- Written task -
Verbatim output of all the material below is required.

Recorded data
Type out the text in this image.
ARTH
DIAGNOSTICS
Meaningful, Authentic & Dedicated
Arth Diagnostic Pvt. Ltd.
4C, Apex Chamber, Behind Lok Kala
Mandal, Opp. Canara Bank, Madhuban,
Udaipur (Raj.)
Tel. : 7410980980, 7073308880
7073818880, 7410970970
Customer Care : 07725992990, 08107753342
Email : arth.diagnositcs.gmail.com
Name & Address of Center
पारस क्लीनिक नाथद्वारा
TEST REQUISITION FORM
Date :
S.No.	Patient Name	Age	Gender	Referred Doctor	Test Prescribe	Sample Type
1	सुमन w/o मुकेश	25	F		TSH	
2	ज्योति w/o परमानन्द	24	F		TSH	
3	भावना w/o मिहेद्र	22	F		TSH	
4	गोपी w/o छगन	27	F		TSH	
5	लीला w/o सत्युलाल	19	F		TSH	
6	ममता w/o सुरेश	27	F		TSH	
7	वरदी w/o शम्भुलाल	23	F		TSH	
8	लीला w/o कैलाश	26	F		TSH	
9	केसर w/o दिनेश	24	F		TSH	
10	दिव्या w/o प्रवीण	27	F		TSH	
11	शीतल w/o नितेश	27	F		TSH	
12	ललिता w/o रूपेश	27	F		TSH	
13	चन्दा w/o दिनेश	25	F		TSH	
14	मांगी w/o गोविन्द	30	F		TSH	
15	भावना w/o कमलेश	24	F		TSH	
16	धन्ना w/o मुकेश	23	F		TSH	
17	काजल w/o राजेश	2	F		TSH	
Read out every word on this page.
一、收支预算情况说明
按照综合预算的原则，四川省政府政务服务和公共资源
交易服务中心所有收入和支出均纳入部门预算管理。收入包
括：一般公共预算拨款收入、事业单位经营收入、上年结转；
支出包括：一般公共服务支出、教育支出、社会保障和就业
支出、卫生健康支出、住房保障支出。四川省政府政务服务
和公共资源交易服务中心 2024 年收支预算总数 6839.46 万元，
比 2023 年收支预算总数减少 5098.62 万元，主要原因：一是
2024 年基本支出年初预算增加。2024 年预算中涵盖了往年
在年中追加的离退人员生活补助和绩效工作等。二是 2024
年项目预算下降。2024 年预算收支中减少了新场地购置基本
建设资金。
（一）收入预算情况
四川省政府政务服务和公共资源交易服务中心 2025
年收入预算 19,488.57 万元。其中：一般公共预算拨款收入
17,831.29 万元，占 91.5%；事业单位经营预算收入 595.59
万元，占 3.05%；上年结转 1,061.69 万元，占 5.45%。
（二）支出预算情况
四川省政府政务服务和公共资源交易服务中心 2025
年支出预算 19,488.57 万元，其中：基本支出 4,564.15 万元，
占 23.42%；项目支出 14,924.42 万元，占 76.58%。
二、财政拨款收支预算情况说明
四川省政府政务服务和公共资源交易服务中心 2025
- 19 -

- Solution for this exercise -
Type out the text in this image.
ARTH
DIAGNOSTICS
Meaningful, Authentic & Dedicated
Arth Diagnostic Pvt. Ltd.
4C, Apex Chamber, Behind Lok Kala
Mandal, Opp. Canara Bank, Madhuban,
Udaipur (Raj.)
Tel. : 7410980980, 7073308880
7073818880, 7410970970
Customer Care : 07725992990, 08107753342
Email : arth.diagnositcs.gmail.com
Name & Address of Center
पारस क्लीनिक नाथद्वारा
TEST REQUISITION FORM
Date :
S.No.	Patient Name	Age	Gender	Referred Doctor	Test Prescribe	Sample Type
1	सुमन w/o मुकेश	25	F		TSH	
2	ज्योति w/o परमानन्द	24	F		TSH	
3	भावना w/o मिहेद्र	22	F		TSH	
4	गोपी w/o छगन	27	F		TSH	
5	लीला w/o सत्युलाल	19	F		TSH	
6	ममता w/o सुरेश	27	F		TSH	
7	वरदी w/o शम्भुलाल	23	F		TSH	
8	लीला w/o कैलाश	26	F		TSH	
9	केसर w/o दिनेश	24	F		TSH	
10	दिव्या w/o प्रवीण	27	F		TSH	
11	शीतल w/o नितेश	27	F		TSH	
12	ललिता w/o रूपेश	27	F		TSH	
13	चन्दा w/o दिनेश	25	F		TSH	
14	मांगी w/o गोविन्द	30	F		TSH	
15	भावना w/o कमलेश	24	F		TSH	
16	धन्ना w/o मुकेश	23	F		TSH	
17	काजल w/o राजेश	2	F		TSH	
Read out every word on this page.
一、收支预算情况说明
按照综合预算的原则，四川省政府政务服务和公共资源
交易服务中心所有收入和支出均纳入部门预算管理。收入包
括：一般公共预算拨款收入、事业单位经营收入、上年结转；
支出包括：一般公共服务支出、教育支出、社会保障和就业
支出、卫生健康支出、住房保障支出。四川省政府政务服务
和公共资源交易服务中心 2024 年收支预算总数 6839.46 万元，
比 2023 年收支预算总数减少 5098.62 万元，主要原因：一是
2024 年基本支出年初预算增加。2024 年预算中涵盖了往年
在年中追加的离退人员生活补助和绩效工作等。二是 2024
年项目预算下降。2024 年预算收支中减少了新场地购置基本
建设资金。
（一）收入预算情况
四川省政府政务服务和公共资源交易服务中心 2025
年收入预算 19,488.57 万元。其中：一般公共预算拨款收入
17,831.29 万元，占 91.5%；事业单位经营预算收入 595.59
万元，占 3.05%；上年结转 1,061.69 万元，占 5.45%。
（二）支出预算情况
四川省政府政务服务和公共资源交易服务中心 2025
年支出预算 19,488.57 万元，其中：基本支出 4,564.15 万元，
占 23.42%；项目支出 14,924.42 万元，占 76.58%。
二、财政拨款收支预算情况说明
四川省政府政务服务和公共资源交易服务中心 2025
- 19 -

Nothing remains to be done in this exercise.